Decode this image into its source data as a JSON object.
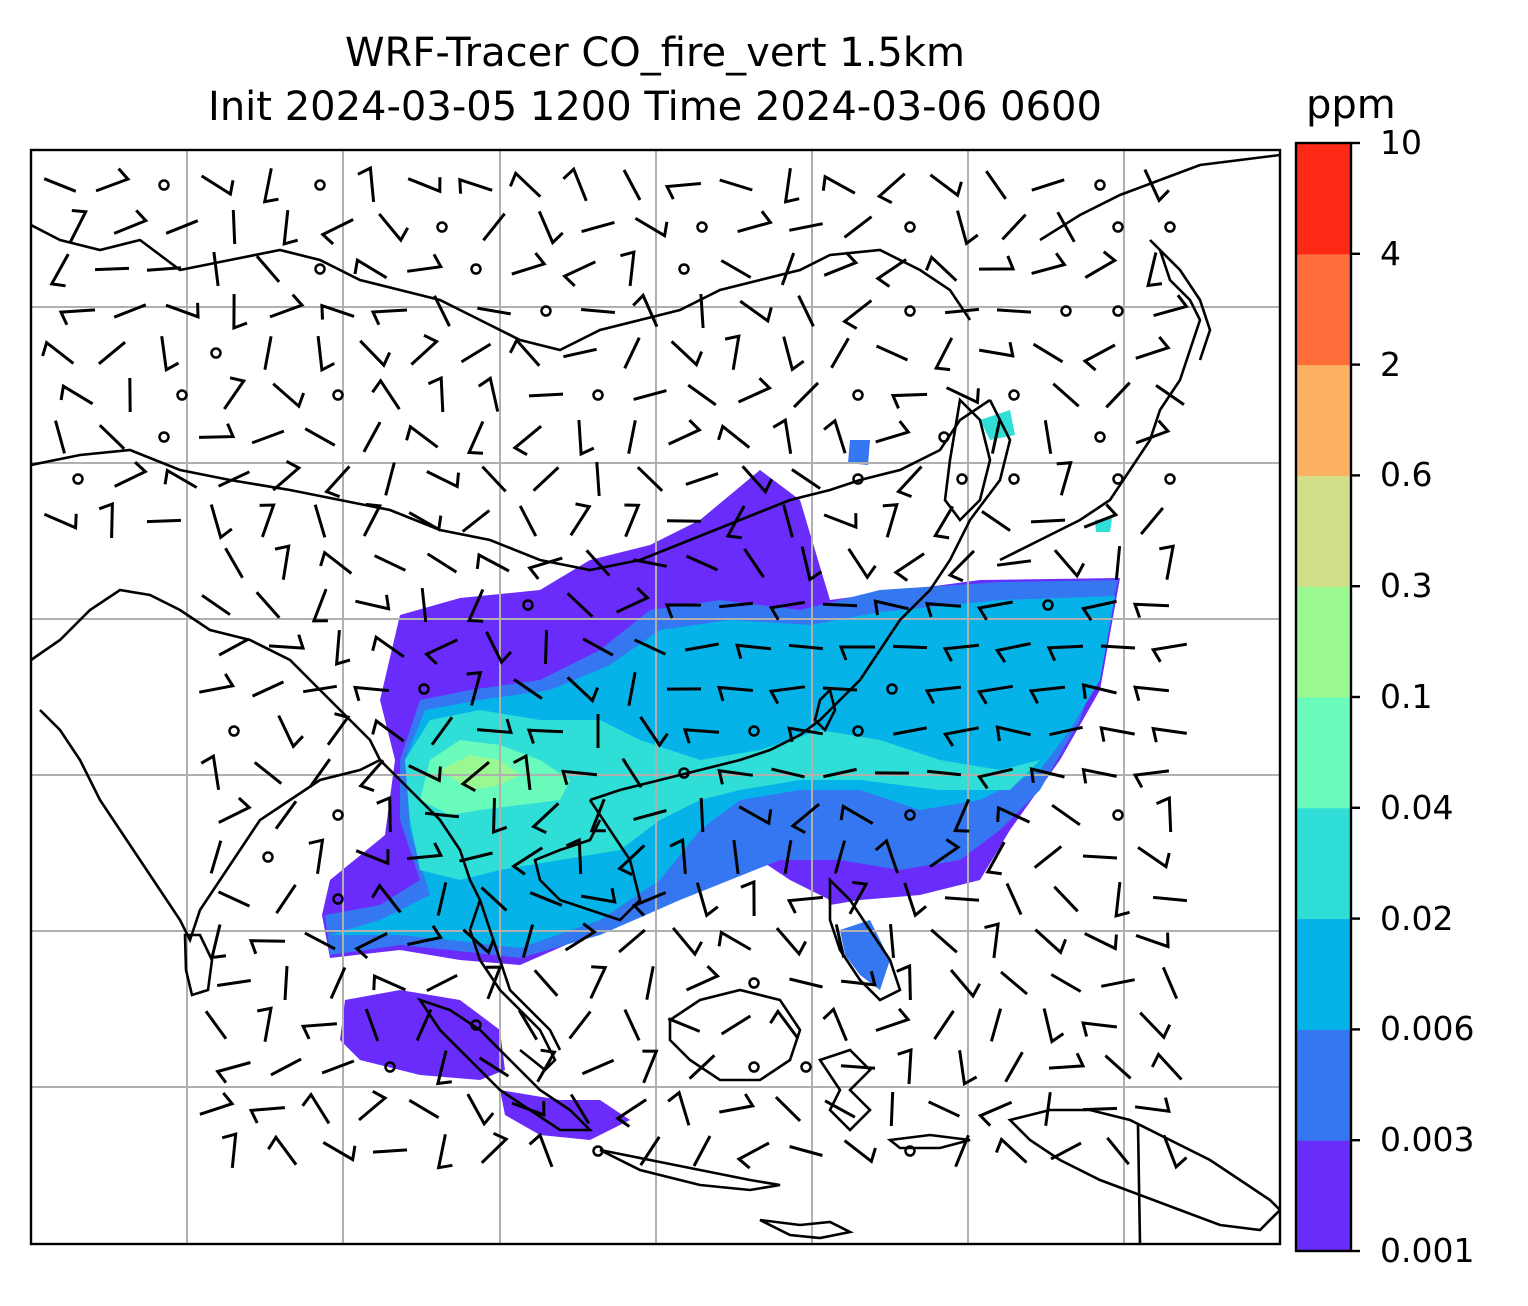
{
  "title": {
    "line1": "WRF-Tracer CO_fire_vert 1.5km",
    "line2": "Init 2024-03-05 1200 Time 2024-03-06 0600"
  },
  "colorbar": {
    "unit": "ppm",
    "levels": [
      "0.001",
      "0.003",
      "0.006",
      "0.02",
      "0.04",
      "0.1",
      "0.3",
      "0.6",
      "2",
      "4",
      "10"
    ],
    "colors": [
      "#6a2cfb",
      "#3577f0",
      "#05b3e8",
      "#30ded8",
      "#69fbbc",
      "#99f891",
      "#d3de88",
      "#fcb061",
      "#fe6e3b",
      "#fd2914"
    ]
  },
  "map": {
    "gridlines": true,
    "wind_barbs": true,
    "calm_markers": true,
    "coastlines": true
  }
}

### EXERCISE DIRECTIONS
Gather from the records above every line containing the string "true".

### ANSWER FOR THIS EXERCISE
    "gridlines": true,
    "wind_barbs": true,
    "calm_markers": true,
    "coastlines": true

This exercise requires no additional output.